Transcribe every entry word for word, but skip the images.

---- Provided entries

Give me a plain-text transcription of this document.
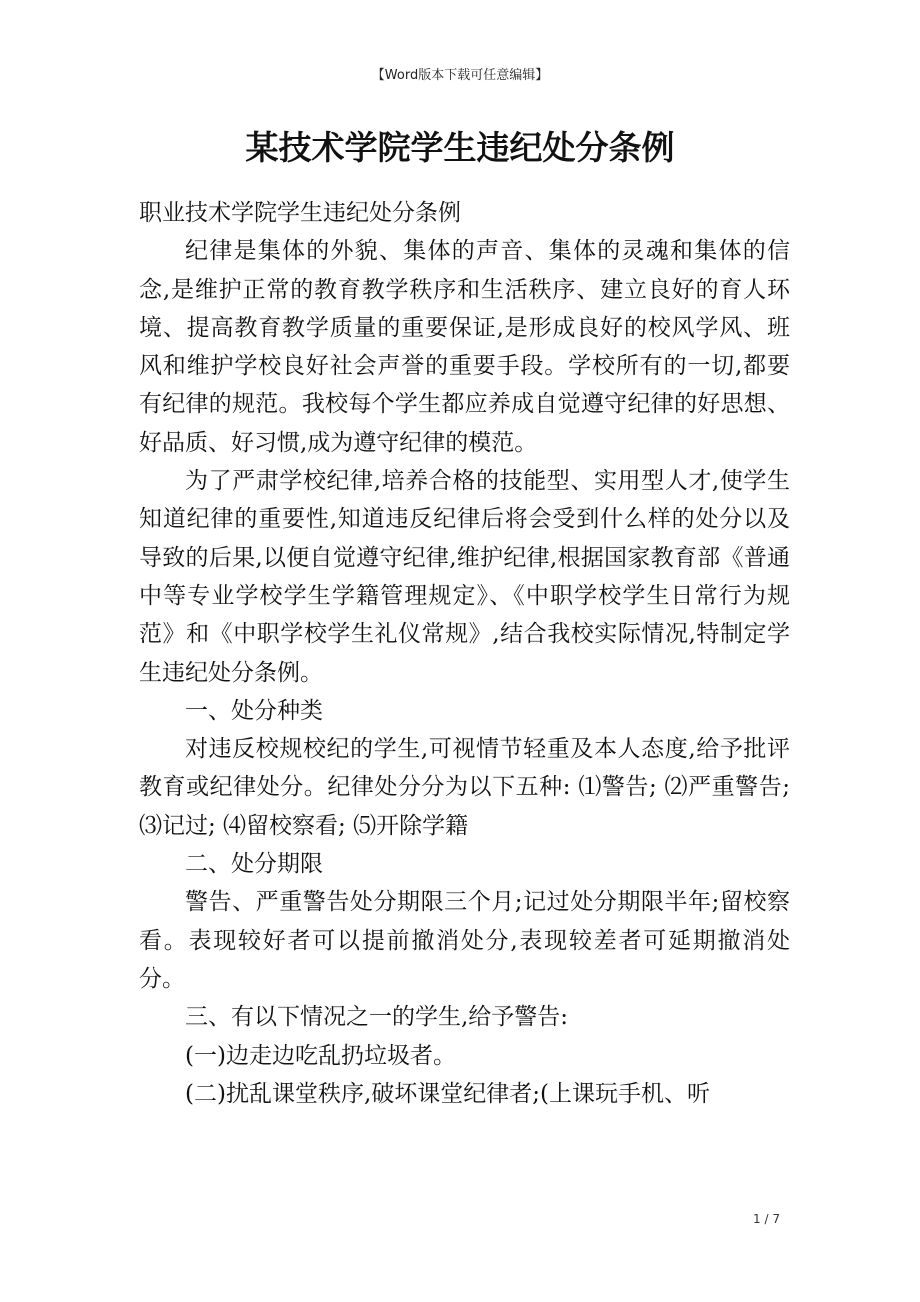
【Word版本下载可任意编辑】
某技术学院学生违纪处分条例

职业技术学院学生违纪处分条例

纪律是集体的外貌、集体的声音、集体的灵魂和集体的信念,是维护正常的教育教学秩序和生活秩序、建立良好的育人环境、提高教育教学质量的重要保证,是形成良好的校风学风、班风和维护学校良好社会声誉的重要手段。学校所有的一切,都要有纪律的规范。我校每个学生都应养成自觉遵守纪律的好思想、好品质、好习惯,成为遵守纪律的模范。

为了严肃学校纪律,培养合格的技能型、实用型人才,使学生知道纪律的重要性,知道违反纪律后将会受到什么样的处分以及导致的后果,以便自觉遵守纪律,维护纪律,根据国家教育部《普通中等专业学校学生学籍管理规定》、《中职学校学生日常行为规范》和《中职学校学生礼仪常规》,结合我校实际情况,特制定学生违纪处分条例。

一、处分种类

对违反校规校纪的学生,可视情节轻重及本人态度,给予批评教育或纪律处分。纪律处分分为以下五种: ⑴警告; ⑵严重警告; ⑶记过; ⑷留校察看; ⑸开除学籍

二、处分期限

警告、严重警告处分期限三个月;记过处分期限半年;留校察看。表现较好者可以提前撤消处分,表现较差者可延期撤消处分。

三、有以下情况之一的学生,给予警告:

(一)边走边吃乱扔垃圾者。

(二)扰乱课堂秩序,破坏课堂纪律者;(上课玩手机、听

1 / 7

--------

● **Result of this task**
Give me a plain-text transcription of this document.
【Word版本下载可任意编辑】
某技术学院学生违纪处分条例

职业技术学院学生违纪处分条例

纪律是集体的外貌、集体的声音、集体的灵魂和集体的信念,是维护正常的教育教学秩序和生活秩序、建立良好的育人环境、提高教育教学质量的重要保证,是形成良好的校风学风、班风和维护学校良好社会声誉的重要手段。学校所有的一切,都要有纪律的规范。我校每个学生都应养成自觉遵守纪律的好思想、好品质、好习惯,成为遵守纪律的模范。

为了严肃学校纪律,培养合格的技能型、实用型人才,使学生知道纪律的重要性,知道违反纪律后将会受到什么样的处分以及导致的后果,以便自觉遵守纪律,维护纪律,根据国家教育部《普通中等专业学校学生学籍管理规定》、《中职学校学生日常行为规范》和《中职学校学生礼仪常规》,结合我校实际情况,特制定学生违纪处分条例。

一、处分种类

对违反校规校纪的学生,可视情节轻重及本人态度,给予批评教育或纪律处分。纪律处分分为以下五种: ⑴警告; ⑵严重警告; ⑶记过; ⑷留校察看; ⑸开除学籍

二、处分期限

警告、严重警告处分期限三个月;记过处分期限半年;留校察看。表现较好者可以提前撤消处分,表现较差者可延期撤消处分。

三、有以下情况之一的学生,给予警告:

(一)边走边吃乱扔垃圾者。

(二)扰乱课堂秩序,破坏课堂纪律者;(上课玩手机、听

1 / 7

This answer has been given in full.